■ **Given instruction**: In the data, extract each line that holds the string "price".

■ **Records shown**:
══════════

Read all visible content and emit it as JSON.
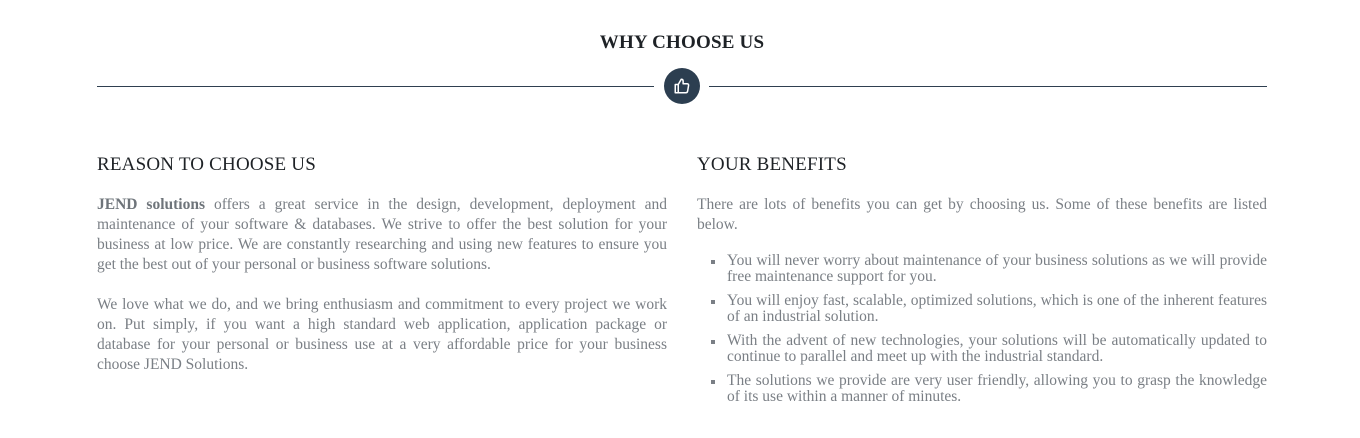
{
  "section": {
    "title": "WHY CHOOSE US",
    "divider_icon": "thumbs-up-icon"
  },
  "colors": {
    "accent": "#2c3e50",
    "heading": "#1e2226",
    "body_text": "#7a7f85"
  },
  "reasons": {
    "heading": "REASON TO CHOOSE US",
    "brand": "JEND solutions",
    "paragraph1_rest": " offers a great service in the design, development, deployment and maintenance of your software & databases. We strive to offer the best solution for your business at low price. We are constantly researching and using new features to ensure you get the best out of your personal or business software solutions.",
    "paragraph2": "We love what we do, and we bring enthusiasm and commitment to every project we work on. Put simply, if you want a high standard web application, application package or database for your personal or business use at a very affordable price for your business choose JEND Solutions."
  },
  "benefits": {
    "heading": "YOUR BENEFITS",
    "intro": "There are lots of benefits you can get by choosing us. Some of these benefits are listed below.",
    "items": [
      "You will never worry about maintenance of your business solutions as we will provide free maintenance support for you.",
      "You will enjoy fast, scalable, optimized solutions, which is one of the inherent features of an industrial solution.",
      "With the advent of new technologies, your solutions will be automatically updated to continue to parallel and meet up with the industrial standard.",
      "The solutions we provide are very user friendly, allowing you to grasp the knowledge of its use within a manner of minutes."
    ]
  }
}
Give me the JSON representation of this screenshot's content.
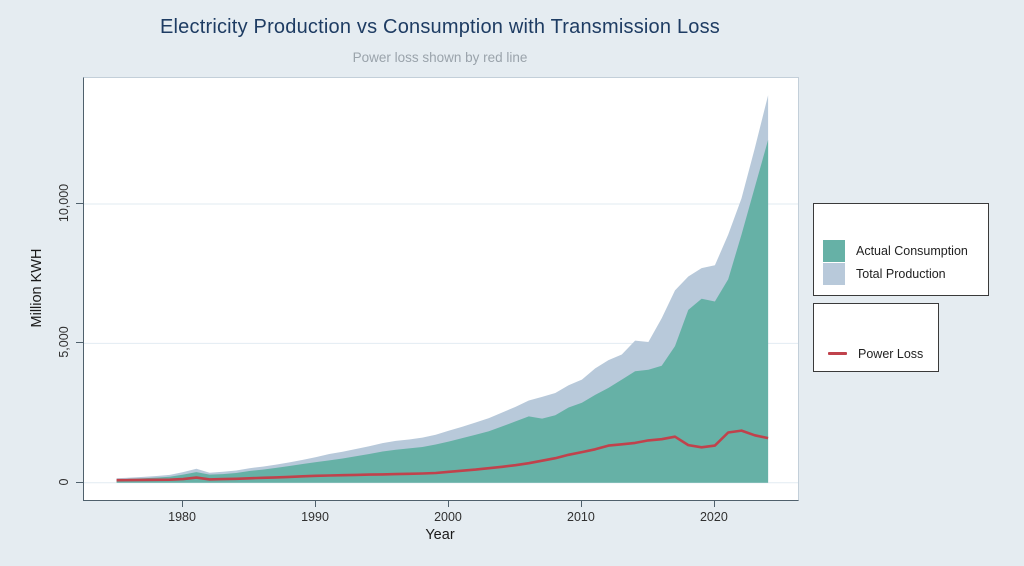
{
  "colors": {
    "background": "#e5ecf1",
    "title": "#1e3c63",
    "subtitle": "#9aa3ab",
    "consumption_fill": "#66b1a6",
    "production_fill": "#b8c9da",
    "loss_line": "#c0424c",
    "gridline": "#e2ebf2",
    "axis": "#4f606c"
  },
  "chart_data": {
    "type": "area",
    "title": "Electricity Production vs Consumption with Transmission Loss",
    "subtitle": "Power loss shown by red line",
    "xlabel": "Year",
    "ylabel": "Million KWH",
    "xlim": [
      1972.55,
      2026.25
    ],
    "ylim": [
      -620,
      14520
    ],
    "grid": "horizontal",
    "x": [
      1975,
      1976,
      1977,
      1978,
      1979,
      1980,
      1981,
      1982,
      1983,
      1984,
      1985,
      1986,
      1987,
      1988,
      1989,
      1990,
      1991,
      1992,
      1993,
      1994,
      1995,
      1996,
      1997,
      1998,
      1999,
      2000,
      2001,
      2002,
      2003,
      2004,
      2005,
      2006,
      2007,
      2008,
      2009,
      2010,
      2011,
      2012,
      2013,
      2014,
      2015,
      2016,
      2017,
      2018,
      2019,
      2020,
      2021,
      2022,
      2023,
      2024
    ],
    "series": [
      {
        "name": "Total Production",
        "type": "area",
        "color": "#b8c9da",
        "values": [
          160,
          185,
          210,
          240,
          280,
          380,
          500,
          360,
          390,
          440,
          520,
          580,
          650,
          730,
          820,
          920,
          1030,
          1110,
          1210,
          1310,
          1420,
          1500,
          1550,
          1620,
          1720,
          1870,
          2010,
          2160,
          2320,
          2520,
          2720,
          2950,
          3080,
          3220,
          3500,
          3700,
          4100,
          4400,
          4600,
          5100,
          5050,
          5900,
          6900,
          7400,
          7700,
          7800,
          8900,
          10200,
          12000,
          13900
        ]
      },
      {
        "name": "Actual Consumption",
        "type": "area",
        "color": "#66b1a6",
        "values": [
          120,
          140,
          160,
          185,
          215,
          290,
          380,
          290,
          310,
          350,
          420,
          470,
          530,
          600,
          670,
          740,
          800,
          870,
          950,
          1030,
          1120,
          1180,
          1230,
          1280,
          1370,
          1480,
          1600,
          1720,
          1850,
          2020,
          2200,
          2380,
          2300,
          2420,
          2700,
          2870,
          3150,
          3400,
          3700,
          4000,
          4050,
          4200,
          4900,
          6200,
          6600,
          6500,
          7300,
          8900,
          10600,
          12300
        ]
      },
      {
        "name": "Power Loss",
        "type": "line",
        "color": "#c0424c",
        "values": [
          90,
          95,
          100,
          105,
          110,
          130,
          185,
          120,
          130,
          140,
          160,
          175,
          190,
          210,
          230,
          250,
          260,
          270,
          280,
          290,
          300,
          310,
          320,
          330,
          350,
          390,
          430,
          470,
          520,
          570,
          630,
          700,
          790,
          880,
          1000,
          1100,
          1200,
          1330,
          1380,
          1430,
          1520,
          1560,
          1650,
          1350,
          1270,
          1330,
          1800,
          1870,
          1700,
          1600
        ]
      }
    ],
    "yticks": [
      {
        "value": 0,
        "label": "0"
      },
      {
        "value": 5000,
        "label": "5,000"
      },
      {
        "value": 10000,
        "label": "10,000"
      }
    ],
    "xticks": [
      {
        "value": 1980,
        "label": "1980"
      },
      {
        "value": 1990,
        "label": "1990"
      },
      {
        "value": 2000,
        "label": "2000"
      },
      {
        "value": 2010,
        "label": "2010"
      },
      {
        "value": 2020,
        "label": "2020"
      }
    ],
    "legend": {
      "areas": [
        {
          "label": "Actual Consumption",
          "color": "#66b1a6"
        },
        {
          "label": "Total Production",
          "color": "#b8c9da"
        }
      ],
      "line": {
        "label": "Power Loss",
        "color": "#c0424c"
      },
      "position": "right-outside"
    }
  }
}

══════════

■ **Full answer**:
    "paragraph1_rest": " offers a great service in the design, development, deployment and maintenance of your software & databases. We strive to offer the best solution for your business at low price. We are constantly researching and using new features to ensure you get the best out of your personal or business software solutions.",
    "paragraph2": "We love what we do, and we bring enthusiasm and commitment to every project we work on. Put simply, if you want a high standard web application, application package or database for your personal or business use at a very affordable price for your business choose JEND Solutions."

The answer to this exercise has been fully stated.